Start of Source data
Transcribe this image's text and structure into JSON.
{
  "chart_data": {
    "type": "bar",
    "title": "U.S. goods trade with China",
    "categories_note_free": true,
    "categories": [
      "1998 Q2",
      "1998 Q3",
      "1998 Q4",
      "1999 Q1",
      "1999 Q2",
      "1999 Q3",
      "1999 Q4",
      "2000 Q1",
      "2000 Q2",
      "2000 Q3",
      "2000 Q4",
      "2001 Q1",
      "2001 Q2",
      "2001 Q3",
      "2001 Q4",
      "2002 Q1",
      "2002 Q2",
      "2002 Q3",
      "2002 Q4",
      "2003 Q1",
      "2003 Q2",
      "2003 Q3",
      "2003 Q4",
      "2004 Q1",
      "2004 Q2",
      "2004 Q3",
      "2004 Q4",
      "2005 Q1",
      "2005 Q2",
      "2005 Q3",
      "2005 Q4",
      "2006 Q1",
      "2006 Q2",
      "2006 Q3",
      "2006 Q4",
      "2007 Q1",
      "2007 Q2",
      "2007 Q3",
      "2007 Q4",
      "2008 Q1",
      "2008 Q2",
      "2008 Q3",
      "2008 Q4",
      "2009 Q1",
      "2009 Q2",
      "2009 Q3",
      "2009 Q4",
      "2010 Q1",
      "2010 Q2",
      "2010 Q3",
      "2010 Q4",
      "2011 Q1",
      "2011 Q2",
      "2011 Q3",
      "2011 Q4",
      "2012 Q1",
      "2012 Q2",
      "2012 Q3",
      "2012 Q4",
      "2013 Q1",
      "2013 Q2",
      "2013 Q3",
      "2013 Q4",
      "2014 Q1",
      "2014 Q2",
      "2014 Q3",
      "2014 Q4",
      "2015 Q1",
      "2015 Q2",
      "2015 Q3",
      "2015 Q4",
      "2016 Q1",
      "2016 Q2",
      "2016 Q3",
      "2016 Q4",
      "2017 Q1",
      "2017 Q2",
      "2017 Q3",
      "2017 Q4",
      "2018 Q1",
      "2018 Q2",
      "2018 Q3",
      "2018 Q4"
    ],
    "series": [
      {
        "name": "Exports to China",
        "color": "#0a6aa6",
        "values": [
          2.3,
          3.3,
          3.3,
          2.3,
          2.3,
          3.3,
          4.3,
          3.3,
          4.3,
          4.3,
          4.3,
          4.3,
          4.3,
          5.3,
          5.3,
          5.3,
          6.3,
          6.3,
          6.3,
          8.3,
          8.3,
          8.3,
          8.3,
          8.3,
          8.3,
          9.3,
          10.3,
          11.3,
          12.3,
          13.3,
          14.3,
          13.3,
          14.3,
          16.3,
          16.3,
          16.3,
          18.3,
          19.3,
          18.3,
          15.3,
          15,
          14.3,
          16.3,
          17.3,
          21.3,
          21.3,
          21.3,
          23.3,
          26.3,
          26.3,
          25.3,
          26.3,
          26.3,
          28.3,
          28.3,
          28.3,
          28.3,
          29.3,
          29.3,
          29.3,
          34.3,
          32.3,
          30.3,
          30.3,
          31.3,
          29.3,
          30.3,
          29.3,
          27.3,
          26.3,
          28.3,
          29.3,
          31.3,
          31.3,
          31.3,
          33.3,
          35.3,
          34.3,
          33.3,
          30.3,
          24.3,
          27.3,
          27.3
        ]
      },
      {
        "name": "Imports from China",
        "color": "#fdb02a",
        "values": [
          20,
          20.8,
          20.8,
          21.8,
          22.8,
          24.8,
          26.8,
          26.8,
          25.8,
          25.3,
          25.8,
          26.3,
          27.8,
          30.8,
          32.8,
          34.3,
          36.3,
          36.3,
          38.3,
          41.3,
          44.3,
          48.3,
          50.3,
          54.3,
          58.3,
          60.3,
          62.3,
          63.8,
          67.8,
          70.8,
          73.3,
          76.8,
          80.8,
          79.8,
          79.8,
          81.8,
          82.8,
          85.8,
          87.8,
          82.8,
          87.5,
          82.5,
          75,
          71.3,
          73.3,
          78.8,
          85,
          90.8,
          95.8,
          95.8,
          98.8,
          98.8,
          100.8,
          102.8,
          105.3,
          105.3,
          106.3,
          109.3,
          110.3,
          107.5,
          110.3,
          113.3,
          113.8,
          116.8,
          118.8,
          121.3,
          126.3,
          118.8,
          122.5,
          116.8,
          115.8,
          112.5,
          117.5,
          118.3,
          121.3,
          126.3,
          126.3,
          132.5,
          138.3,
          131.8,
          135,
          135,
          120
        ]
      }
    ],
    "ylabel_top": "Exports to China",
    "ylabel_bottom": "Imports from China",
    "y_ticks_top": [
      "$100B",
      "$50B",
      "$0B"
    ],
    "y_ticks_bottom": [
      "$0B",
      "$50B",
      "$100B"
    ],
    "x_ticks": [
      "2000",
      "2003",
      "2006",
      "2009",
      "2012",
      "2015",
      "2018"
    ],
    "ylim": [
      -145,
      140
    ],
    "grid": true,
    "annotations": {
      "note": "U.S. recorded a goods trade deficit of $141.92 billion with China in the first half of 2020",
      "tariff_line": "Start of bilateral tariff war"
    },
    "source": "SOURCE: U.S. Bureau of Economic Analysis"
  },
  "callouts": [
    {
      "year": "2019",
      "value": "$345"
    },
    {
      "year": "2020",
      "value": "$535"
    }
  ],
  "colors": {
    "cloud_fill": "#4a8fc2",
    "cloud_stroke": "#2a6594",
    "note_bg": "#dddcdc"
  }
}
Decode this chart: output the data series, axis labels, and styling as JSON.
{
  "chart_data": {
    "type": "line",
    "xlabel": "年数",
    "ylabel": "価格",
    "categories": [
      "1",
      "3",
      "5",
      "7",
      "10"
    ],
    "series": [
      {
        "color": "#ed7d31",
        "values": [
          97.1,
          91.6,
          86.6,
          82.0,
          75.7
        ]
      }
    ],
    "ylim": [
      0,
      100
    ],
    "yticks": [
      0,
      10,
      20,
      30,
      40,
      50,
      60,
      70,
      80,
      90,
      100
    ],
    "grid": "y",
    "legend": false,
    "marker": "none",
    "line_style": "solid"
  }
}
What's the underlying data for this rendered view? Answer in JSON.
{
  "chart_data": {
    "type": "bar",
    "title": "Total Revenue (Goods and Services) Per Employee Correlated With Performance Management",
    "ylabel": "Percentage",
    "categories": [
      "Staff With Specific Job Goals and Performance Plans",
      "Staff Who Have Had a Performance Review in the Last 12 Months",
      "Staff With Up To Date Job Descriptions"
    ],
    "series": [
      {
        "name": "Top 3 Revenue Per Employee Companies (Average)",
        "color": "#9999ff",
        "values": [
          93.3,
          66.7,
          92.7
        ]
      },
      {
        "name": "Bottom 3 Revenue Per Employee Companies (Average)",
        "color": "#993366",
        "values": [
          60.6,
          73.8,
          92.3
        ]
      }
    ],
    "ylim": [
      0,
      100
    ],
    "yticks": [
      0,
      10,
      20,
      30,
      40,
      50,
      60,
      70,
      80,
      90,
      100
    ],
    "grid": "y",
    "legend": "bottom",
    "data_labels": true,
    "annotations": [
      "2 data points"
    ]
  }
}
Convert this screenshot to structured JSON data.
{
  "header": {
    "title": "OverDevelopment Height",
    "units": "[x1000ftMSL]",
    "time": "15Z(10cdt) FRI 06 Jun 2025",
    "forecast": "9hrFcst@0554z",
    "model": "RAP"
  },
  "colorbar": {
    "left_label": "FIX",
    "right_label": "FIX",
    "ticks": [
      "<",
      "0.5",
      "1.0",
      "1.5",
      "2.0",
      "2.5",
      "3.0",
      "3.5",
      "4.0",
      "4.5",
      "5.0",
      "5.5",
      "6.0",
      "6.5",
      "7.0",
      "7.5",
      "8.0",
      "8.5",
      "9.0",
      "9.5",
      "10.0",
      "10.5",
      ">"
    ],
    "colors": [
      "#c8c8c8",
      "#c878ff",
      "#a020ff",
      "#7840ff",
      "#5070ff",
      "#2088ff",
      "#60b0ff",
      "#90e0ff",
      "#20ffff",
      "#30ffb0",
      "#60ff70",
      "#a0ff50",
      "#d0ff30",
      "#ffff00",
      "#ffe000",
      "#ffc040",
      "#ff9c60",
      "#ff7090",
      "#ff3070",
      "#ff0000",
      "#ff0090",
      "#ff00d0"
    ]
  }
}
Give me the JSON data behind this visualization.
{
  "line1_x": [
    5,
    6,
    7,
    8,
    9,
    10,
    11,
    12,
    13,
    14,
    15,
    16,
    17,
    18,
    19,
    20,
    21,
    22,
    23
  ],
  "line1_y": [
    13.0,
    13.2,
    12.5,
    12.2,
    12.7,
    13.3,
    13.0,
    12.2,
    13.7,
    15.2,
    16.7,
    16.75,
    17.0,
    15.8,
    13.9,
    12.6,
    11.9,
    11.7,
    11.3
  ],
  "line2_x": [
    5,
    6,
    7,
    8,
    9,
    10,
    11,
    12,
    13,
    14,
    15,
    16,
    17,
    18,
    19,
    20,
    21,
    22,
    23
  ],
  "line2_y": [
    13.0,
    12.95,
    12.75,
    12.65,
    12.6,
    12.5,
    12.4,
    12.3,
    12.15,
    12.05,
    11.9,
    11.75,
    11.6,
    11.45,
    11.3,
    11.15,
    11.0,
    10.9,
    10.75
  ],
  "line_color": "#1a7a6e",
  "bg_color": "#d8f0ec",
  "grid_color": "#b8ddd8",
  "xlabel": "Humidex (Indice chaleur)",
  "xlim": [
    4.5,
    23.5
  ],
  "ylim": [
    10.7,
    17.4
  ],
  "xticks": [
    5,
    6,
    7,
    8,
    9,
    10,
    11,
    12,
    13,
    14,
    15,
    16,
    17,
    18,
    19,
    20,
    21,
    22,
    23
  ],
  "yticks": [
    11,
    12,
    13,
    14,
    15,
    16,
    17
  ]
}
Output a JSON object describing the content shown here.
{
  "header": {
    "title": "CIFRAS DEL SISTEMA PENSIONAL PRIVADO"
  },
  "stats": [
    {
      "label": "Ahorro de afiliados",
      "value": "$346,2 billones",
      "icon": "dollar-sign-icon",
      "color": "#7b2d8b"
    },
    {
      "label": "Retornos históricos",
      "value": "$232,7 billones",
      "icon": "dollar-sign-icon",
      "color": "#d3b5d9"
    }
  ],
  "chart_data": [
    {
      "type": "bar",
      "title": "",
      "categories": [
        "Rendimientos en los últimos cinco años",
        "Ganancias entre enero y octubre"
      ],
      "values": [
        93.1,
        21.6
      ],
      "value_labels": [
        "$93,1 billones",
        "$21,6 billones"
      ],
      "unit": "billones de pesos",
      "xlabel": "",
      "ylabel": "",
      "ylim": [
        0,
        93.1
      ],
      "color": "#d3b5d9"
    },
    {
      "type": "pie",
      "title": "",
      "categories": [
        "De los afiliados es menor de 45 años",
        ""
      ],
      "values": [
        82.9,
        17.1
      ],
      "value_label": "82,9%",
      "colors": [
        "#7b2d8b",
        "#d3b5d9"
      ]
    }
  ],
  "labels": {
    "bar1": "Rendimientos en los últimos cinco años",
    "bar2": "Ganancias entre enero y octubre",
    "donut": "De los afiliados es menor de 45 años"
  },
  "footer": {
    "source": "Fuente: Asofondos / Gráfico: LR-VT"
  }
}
End of Source data
- Work to do -
Copy all lines from the material that include "title".

- Response to this exercise -
    "title": "U.S. goods trade with China",
    "title": "Total Revenue (Goods and Services) Per Employee Correlated With Performance Management",
    "title": "OverDevelopment Height",
    "title": "CIFRAS DEL SISTEMA PENSIONAL PRIVADO"
      "title": "",
      "title": "",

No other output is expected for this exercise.